**Task prompt:**
Transcribe all of the records precisely as they are presented.
-- Begin Supplied data --
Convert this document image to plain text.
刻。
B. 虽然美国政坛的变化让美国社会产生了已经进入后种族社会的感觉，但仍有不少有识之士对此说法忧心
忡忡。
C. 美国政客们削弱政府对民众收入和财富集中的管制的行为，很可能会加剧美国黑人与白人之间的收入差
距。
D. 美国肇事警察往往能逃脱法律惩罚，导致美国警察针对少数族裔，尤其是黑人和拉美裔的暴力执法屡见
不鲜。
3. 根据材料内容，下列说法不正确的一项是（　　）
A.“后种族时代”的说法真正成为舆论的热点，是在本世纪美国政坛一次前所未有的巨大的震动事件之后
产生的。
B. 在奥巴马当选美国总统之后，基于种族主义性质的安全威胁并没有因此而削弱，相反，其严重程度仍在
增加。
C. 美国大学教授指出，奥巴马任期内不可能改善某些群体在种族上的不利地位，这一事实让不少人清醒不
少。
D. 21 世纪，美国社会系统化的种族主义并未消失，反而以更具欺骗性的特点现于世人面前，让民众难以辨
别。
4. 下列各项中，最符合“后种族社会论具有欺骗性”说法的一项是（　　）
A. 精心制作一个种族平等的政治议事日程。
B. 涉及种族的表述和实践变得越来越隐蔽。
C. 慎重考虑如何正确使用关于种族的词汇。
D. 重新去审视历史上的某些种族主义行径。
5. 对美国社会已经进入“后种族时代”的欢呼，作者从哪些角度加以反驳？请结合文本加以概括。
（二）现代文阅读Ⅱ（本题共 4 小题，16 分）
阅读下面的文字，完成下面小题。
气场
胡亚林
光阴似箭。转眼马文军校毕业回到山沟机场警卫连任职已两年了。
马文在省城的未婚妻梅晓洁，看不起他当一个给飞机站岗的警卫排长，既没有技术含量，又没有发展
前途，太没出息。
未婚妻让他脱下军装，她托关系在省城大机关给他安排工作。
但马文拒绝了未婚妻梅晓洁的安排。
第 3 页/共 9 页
-- End Supplied data --
**Worked answer:**
Convert this document image to plain text.
刻。
B. 虽然美国政坛的变化让美国社会产生了已经进入后种族社会的感觉，但仍有不少有识之士对此说法忧心
忡忡。
C. 美国政客们削弱政府对民众收入和财富集中的管制的行为，很可能会加剧美国黑人与白人之间的收入差
距。
D. 美国肇事警察往往能逃脱法律惩罚，导致美国警察针对少数族裔，尤其是黑人和拉美裔的暴力执法屡见
不鲜。
3. 根据材料内容，下列说法不正确的一项是（　　）
A.“后种族时代”的说法真正成为舆论的热点，是在本世纪美国政坛一次前所未有的巨大的震动事件之后
产生的。
B. 在奥巴马当选美国总统之后，基于种族主义性质的安全威胁并没有因此而削弱，相反，其严重程度仍在
增加。
C. 美国大学教授指出，奥巴马任期内不可能改善某些群体在种族上的不利地位，这一事实让不少人清醒不
少。
D. 21 世纪，美国社会系统化的种族主义并未消失，反而以更具欺骗性的特点现于世人面前，让民众难以辨
别。
4. 下列各项中，最符合“后种族社会论具有欺骗性”说法的一项是（　　）
A. 精心制作一个种族平等的政治议事日程。
B. 涉及种族的表述和实践变得越来越隐蔽。
C. 慎重考虑如何正确使用关于种族的词汇。
D. 重新去审视历史上的某些种族主义行径。
5. 对美国社会已经进入“后种族时代”的欢呼，作者从哪些角度加以反驳？请结合文本加以概括。
（二）现代文阅读Ⅱ（本题共 4 小题，16 分）
阅读下面的文字，完成下面小题。
气场
胡亚林
光阴似箭。转眼马文军校毕业回到山沟机场警卫连任职已两年了。
马文在省城的未婚妻梅晓洁，看不起他当一个给飞机站岗的警卫排长，既没有技术含量，又没有发展
前途，太没出息。
未婚妻让他脱下军装，她托关系在省城大机关给他安排工作。
但马文拒绝了未婚妻梅晓洁的安排。
第 3 页/共 9 页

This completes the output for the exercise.